Your goal
Copy the lines holding the word "alias", all of them.

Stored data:
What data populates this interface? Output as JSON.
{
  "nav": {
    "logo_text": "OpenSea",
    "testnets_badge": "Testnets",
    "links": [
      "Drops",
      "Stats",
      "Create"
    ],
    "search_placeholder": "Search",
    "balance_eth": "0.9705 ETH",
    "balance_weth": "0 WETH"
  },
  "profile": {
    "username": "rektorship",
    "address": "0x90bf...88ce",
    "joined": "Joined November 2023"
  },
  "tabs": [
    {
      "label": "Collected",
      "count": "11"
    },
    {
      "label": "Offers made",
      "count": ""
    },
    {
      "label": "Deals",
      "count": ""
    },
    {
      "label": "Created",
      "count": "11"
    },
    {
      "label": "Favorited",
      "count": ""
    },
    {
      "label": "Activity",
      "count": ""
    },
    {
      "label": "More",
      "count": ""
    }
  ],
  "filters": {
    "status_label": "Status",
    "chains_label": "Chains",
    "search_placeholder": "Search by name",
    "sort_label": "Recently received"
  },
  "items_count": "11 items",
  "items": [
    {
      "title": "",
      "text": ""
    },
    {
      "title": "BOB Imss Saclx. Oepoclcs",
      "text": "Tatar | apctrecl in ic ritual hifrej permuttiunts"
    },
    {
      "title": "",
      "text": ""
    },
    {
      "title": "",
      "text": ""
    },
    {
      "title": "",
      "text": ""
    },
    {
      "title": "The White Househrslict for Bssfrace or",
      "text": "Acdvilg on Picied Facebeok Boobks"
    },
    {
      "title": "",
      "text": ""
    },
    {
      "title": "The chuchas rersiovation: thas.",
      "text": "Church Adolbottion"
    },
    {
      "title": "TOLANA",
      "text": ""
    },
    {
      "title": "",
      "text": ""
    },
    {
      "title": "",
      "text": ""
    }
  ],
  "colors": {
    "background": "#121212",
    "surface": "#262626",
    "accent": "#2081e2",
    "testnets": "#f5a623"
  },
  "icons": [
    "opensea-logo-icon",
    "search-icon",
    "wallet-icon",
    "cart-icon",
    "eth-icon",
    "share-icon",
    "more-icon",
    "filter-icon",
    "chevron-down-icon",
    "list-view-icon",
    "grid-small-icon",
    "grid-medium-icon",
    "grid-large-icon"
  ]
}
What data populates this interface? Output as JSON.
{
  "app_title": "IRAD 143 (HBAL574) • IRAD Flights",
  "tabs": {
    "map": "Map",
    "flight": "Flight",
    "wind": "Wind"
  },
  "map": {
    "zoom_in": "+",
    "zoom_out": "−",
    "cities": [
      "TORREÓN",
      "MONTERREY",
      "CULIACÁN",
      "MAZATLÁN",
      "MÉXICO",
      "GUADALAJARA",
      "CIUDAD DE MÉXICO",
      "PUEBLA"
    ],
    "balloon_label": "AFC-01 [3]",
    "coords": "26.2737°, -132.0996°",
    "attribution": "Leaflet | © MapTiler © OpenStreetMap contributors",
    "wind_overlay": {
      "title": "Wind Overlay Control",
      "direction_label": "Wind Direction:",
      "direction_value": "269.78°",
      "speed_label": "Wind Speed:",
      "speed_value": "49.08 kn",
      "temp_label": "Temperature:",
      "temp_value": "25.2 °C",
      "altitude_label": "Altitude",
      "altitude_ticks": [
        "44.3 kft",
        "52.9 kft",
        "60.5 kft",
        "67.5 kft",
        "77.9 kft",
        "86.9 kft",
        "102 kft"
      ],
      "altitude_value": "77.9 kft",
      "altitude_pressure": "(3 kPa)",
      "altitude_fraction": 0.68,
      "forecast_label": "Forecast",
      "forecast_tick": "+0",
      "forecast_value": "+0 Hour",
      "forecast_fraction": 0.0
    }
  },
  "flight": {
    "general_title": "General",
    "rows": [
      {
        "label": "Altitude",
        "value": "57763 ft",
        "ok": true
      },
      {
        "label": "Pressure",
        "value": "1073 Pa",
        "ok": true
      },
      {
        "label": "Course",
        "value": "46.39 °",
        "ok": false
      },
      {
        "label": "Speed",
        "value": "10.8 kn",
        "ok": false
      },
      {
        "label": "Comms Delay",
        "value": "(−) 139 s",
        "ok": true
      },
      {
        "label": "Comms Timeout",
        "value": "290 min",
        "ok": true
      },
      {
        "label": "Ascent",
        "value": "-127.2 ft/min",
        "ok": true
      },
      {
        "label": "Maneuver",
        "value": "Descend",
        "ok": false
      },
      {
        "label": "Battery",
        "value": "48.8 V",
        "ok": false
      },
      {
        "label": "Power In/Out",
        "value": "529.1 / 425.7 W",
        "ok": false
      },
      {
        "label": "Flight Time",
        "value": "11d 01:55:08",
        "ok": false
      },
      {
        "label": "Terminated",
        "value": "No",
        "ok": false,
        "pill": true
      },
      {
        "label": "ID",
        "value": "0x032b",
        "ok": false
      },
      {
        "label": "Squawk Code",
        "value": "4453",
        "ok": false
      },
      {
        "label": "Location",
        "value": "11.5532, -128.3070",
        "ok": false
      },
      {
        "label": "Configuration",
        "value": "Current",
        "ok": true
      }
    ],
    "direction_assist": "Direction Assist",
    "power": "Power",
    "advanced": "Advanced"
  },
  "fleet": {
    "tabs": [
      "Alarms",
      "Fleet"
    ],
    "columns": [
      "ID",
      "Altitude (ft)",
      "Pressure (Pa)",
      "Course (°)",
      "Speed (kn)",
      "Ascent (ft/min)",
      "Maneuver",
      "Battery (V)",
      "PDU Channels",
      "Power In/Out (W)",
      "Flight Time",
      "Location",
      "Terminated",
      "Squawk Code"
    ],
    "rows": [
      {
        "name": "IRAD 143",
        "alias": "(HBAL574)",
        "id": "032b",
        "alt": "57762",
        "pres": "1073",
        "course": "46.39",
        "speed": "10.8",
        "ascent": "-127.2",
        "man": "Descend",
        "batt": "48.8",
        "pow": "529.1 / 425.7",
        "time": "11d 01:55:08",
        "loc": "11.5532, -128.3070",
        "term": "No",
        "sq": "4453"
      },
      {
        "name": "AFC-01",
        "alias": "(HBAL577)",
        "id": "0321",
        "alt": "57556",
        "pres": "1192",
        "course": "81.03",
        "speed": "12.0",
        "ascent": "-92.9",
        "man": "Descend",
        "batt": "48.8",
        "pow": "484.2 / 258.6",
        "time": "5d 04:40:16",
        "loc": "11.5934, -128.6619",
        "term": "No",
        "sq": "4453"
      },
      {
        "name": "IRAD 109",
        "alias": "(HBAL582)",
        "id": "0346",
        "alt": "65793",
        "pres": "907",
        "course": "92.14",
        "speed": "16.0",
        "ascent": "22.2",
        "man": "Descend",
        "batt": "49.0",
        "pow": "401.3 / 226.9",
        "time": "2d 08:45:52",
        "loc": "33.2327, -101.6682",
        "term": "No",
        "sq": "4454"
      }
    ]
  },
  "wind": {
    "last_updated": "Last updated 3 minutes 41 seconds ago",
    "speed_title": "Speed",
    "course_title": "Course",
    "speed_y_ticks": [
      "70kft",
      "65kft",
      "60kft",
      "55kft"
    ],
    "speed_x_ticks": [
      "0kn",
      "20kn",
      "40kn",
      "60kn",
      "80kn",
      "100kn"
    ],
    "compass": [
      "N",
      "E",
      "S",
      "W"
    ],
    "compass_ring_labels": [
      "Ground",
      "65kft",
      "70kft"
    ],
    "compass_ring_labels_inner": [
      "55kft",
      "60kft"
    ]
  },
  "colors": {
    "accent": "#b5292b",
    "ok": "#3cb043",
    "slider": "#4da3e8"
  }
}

Answer for this exercise
        "alias": "(HBAL574)",
        "alias": "(HBAL577)",
        "alias": "(HBAL582)",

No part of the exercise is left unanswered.